| EXERCISE MATERIAL |
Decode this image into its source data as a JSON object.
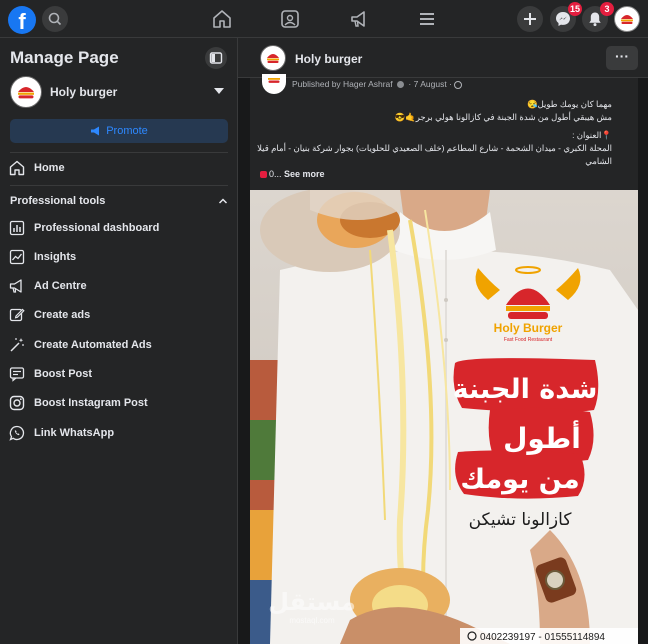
{
  "topbar": {
    "logo": "facebook-logo",
    "logo_text": "f",
    "nav": [
      "home-icon",
      "video-icon",
      "megaphone-icon",
      "menu-icon"
    ],
    "messenger_badge": "15",
    "notifications_badge": "3"
  },
  "sidebar": {
    "title": "Manage Page",
    "page_name": "Holy burger",
    "promote_label": "Promote",
    "home_label": "Home",
    "section_title": "Professional tools",
    "items": [
      {
        "label": "Professional dashboard",
        "icon": "dashboard-icon"
      },
      {
        "label": "Insights",
        "icon": "insights-icon"
      },
      {
        "label": "Ad Centre",
        "icon": "megaphone-icon"
      },
      {
        "label": "Create ads",
        "icon": "pencil-icon"
      },
      {
        "label": "Create Automated Ads",
        "icon": "magic-wand-icon"
      },
      {
        "label": "Boost Post",
        "icon": "boost-post-icon"
      },
      {
        "label": "Boost Instagram Post",
        "icon": "instagram-icon"
      },
      {
        "label": "Link WhatsApp",
        "icon": "whatsapp-icon"
      }
    ]
  },
  "main": {
    "header_name": "Holy burger",
    "more_label": "···",
    "post": {
      "published": "Published by Hager Ashraf",
      "date": "· 7 August ·",
      "lines": [
        "مهما كان يومك طويل😪",
        "مش هيبقي أطول من شدة الجبنة في كازالونا هولي برجر🤙😎",
        "📍العنوان :",
        "المحلة الكبري - ميدان الشحمة - شارع المطاعم (خلف الصعيدي للحلويات) بجوار شركة بنيان - أمام قيلا",
        "الشامي"
      ],
      "see_more_prefix": "0...",
      "see_more": "See more"
    },
    "image": {
      "brand_name": "Holy Burger",
      "brand_tagline": "Fast Food Restaurant",
      "headline_lines": [
        "شدة الجبنة",
        "أطول",
        "من يومك"
      ],
      "subline": "كازالونا تشيكن",
      "phones": "0402239197 - 01555114894",
      "watermark": "مستقل",
      "watermark_sub": "mostaql.com"
    }
  },
  "colors": {
    "accent": "#1877f2",
    "badge": "#e41e3f",
    "promote_text": "#2d88ff",
    "headline_red": "#d7262b"
  }
}
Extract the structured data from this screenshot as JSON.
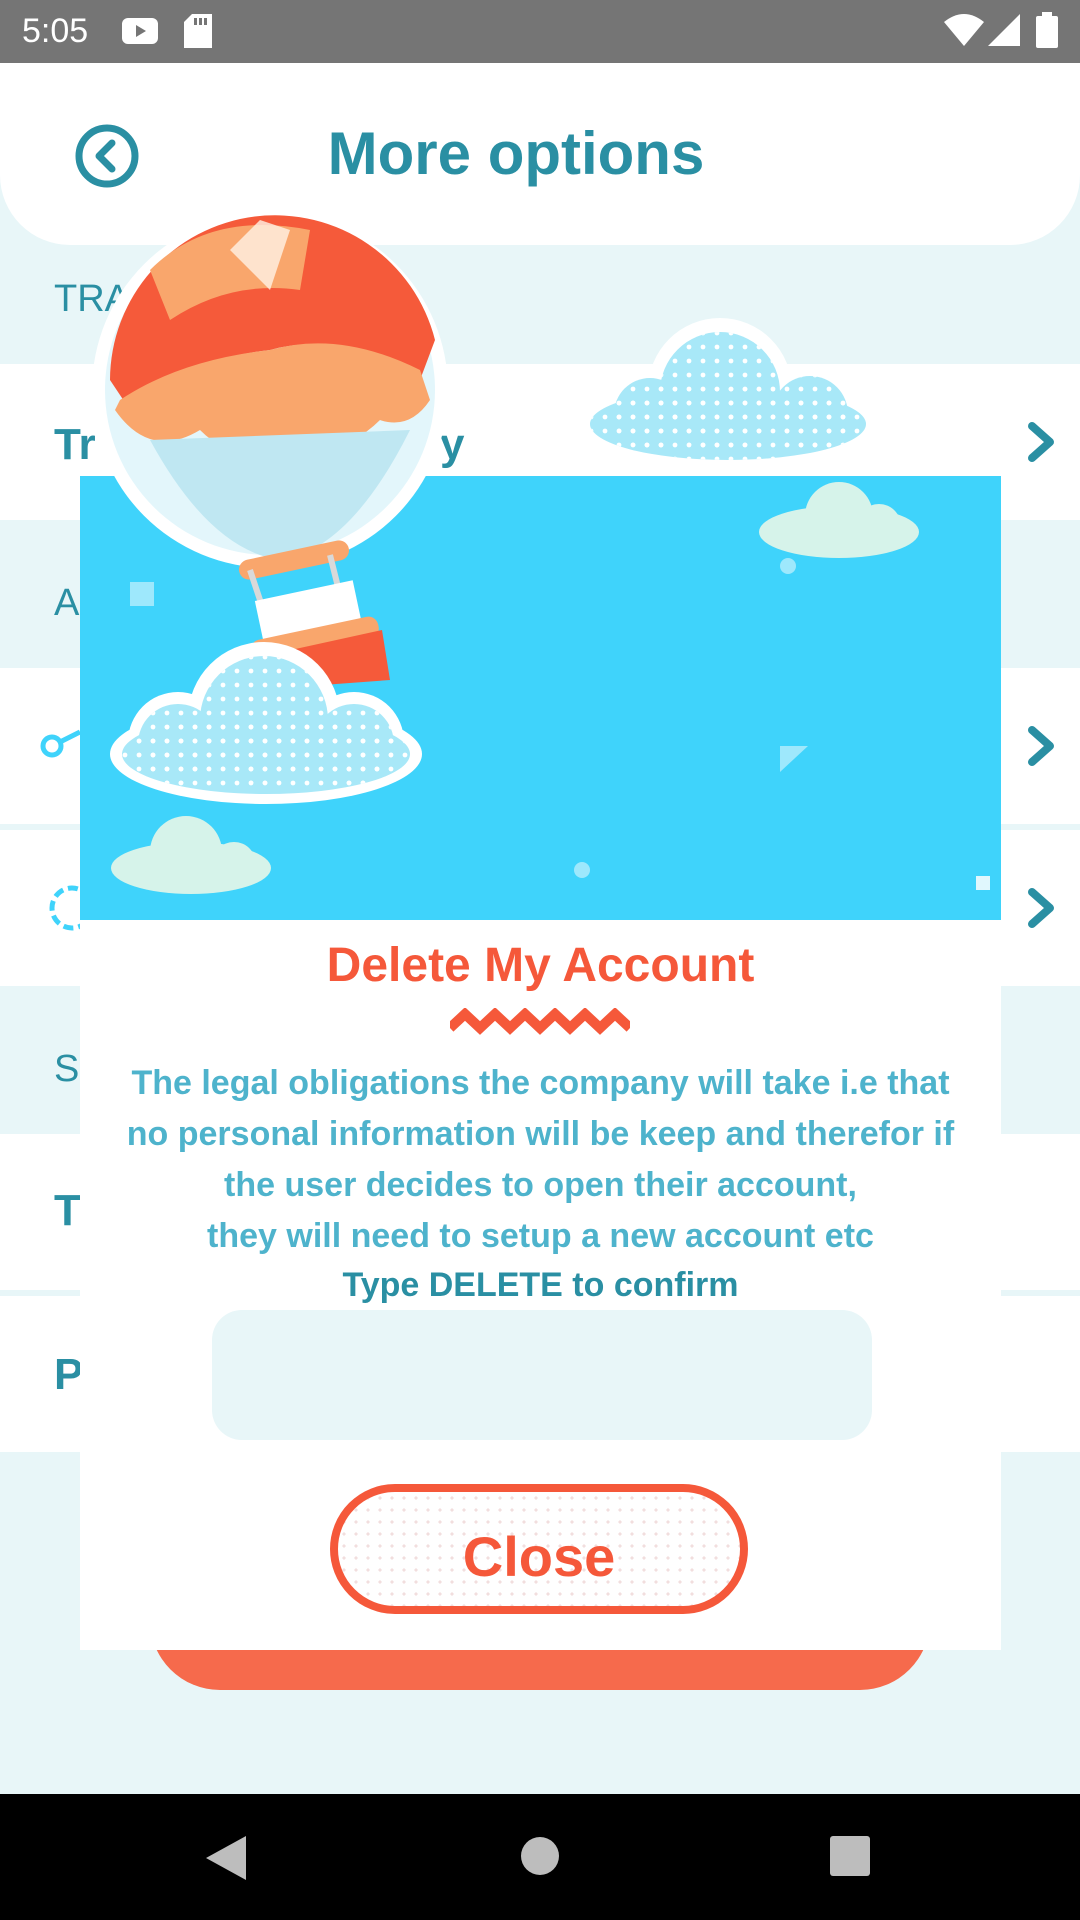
{
  "status_bar": {
    "time": "5:05",
    "left_icons": [
      "youtube-icon",
      "sd-card-icon"
    ],
    "right_icons": [
      "wifi-icon",
      "signal-icon",
      "battery-icon"
    ]
  },
  "header": {
    "title": "More options",
    "back_icon": "chevron-left-circle-icon"
  },
  "background_list": {
    "section_1_label": "TRA",
    "row_1_title_start": "Tr",
    "row_1_title_end": "y",
    "section_2_label": "A",
    "row_share_icon": "share-icon",
    "row_settings_icon": "gear-icon",
    "section_3_label": "S",
    "row_t_title": "T",
    "row_p_title": "P"
  },
  "modal": {
    "title": "Delete My Account",
    "body_lines": [
      "The legal obligations the company will take i.e that",
      "no personal information will be keep and therefor if",
      "the user decides to open their account,",
      "they will need to setup a new account etc"
    ],
    "confirm_prompt": "Type DELETE to confirm",
    "input_value": "",
    "input_placeholder": "",
    "close_label": "Close"
  },
  "colors": {
    "primary": "#2a8fa3",
    "accent": "#f5583a",
    "sky": "#3fd3fb",
    "body_text": "#4eb3cc",
    "background": "#e8f6f8"
  },
  "nav_bar": {
    "icons": [
      "back-triangle-icon",
      "home-circle-icon",
      "recents-square-icon"
    ]
  }
}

| EXERCISE OBJECTIVE |
Copy out all the data exactly; skip the pictures.

| FULL ANSWER |
Decode this image into its source data as a JSON object.
{
  "topbar": {
    "logo": "facebook-logo",
    "logo_text": "f",
    "nav": [
      "home-icon",
      "video-icon",
      "megaphone-icon",
      "menu-icon"
    ],
    "messenger_badge": "15",
    "notifications_badge": "3"
  },
  "sidebar": {
    "title": "Manage Page",
    "page_name": "Holy burger",
    "promote_label": "Promote",
    "home_label": "Home",
    "section_title": "Professional tools",
    "items": [
      {
        "label": "Professional dashboard",
        "icon": "dashboard-icon"
      },
      {
        "label": "Insights",
        "icon": "insights-icon"
      },
      {
        "label": "Ad Centre",
        "icon": "megaphone-icon"
      },
      {
        "label": "Create ads",
        "icon": "pencil-icon"
      },
      {
        "label": "Create Automated Ads",
        "icon": "magic-wand-icon"
      },
      {
        "label": "Boost Post",
        "icon": "boost-post-icon"
      },
      {
        "label": "Boost Instagram Post",
        "icon": "instagram-icon"
      },
      {
        "label": "Link WhatsApp",
        "icon": "whatsapp-icon"
      }
    ]
  },
  "main": {
    "header_name": "Holy burger",
    "more_label": "···",
    "post": {
      "published": "Published by Hager Ashraf",
      "date": "· 7 August ·",
      "lines": [
        "مهما كان يومك طويل😪",
        "مش هيبقي أطول من شدة الجبنة في كازالونا هولي برجر🤙😎",
        "📍العنوان :",
        "المحلة الكبري - ميدان الشحمة - شارع المطاعم (خلف الصعيدي للحلويات) بجوار شركة بنيان - أمام قيلا",
        "الشامي"
      ],
      "see_more_prefix": "0...",
      "see_more": "See more"
    },
    "image": {
      "brand_name": "Holy Burger",
      "brand_tagline": "Fast Food Restaurant",
      "headline_lines": [
        "شدة الجبنة",
        "أطول",
        "من يومك"
      ],
      "subline": "كازالونا تشيكن",
      "phones": "0402239197 - 01555114894",
      "watermark": "مستقل",
      "watermark_sub": "mostaql.com"
    }
  },
  "colors": {
    "accent": "#1877f2",
    "badge": "#e41e3f",
    "promote_text": "#2d88ff",
    "headline_red": "#d7262b"
  }
}
Extract the structured data from this screenshot as JSON.
{
  "status_bar": {
    "time": "5:05",
    "left_icons": [
      "youtube-icon",
      "sd-card-icon"
    ],
    "right_icons": [
      "wifi-icon",
      "signal-icon",
      "battery-icon"
    ]
  },
  "header": {
    "title": "More options",
    "back_icon": "chevron-left-circle-icon"
  },
  "background_list": {
    "section_1_label": "TRA",
    "row_1_title_start": "Tr",
    "row_1_title_end": "y",
    "section_2_label": "A",
    "row_share_icon": "share-icon",
    "row_settings_icon": "gear-icon",
    "section_3_label": "S",
    "row_t_title": "T",
    "row_p_title": "P"
  },
  "modal": {
    "title": "Delete My Account",
    "body_lines": [
      "The legal obligations the company will take i.e that",
      "no personal information will be keep and therefor if",
      "the user decides to open their account,",
      "they will need to setup a new account etc"
    ],
    "confirm_prompt": "Type DELETE to confirm",
    "input_value": "",
    "input_placeholder": "",
    "close_label": "Close"
  },
  "colors": {
    "primary": "#2a8fa3",
    "accent": "#f5583a",
    "sky": "#3fd3fb",
    "body_text": "#4eb3cc",
    "background": "#e8f6f8"
  },
  "nav_bar": {
    "icons": [
      "back-triangle-icon",
      "home-circle-icon",
      "recents-square-icon"
    ]
  }
}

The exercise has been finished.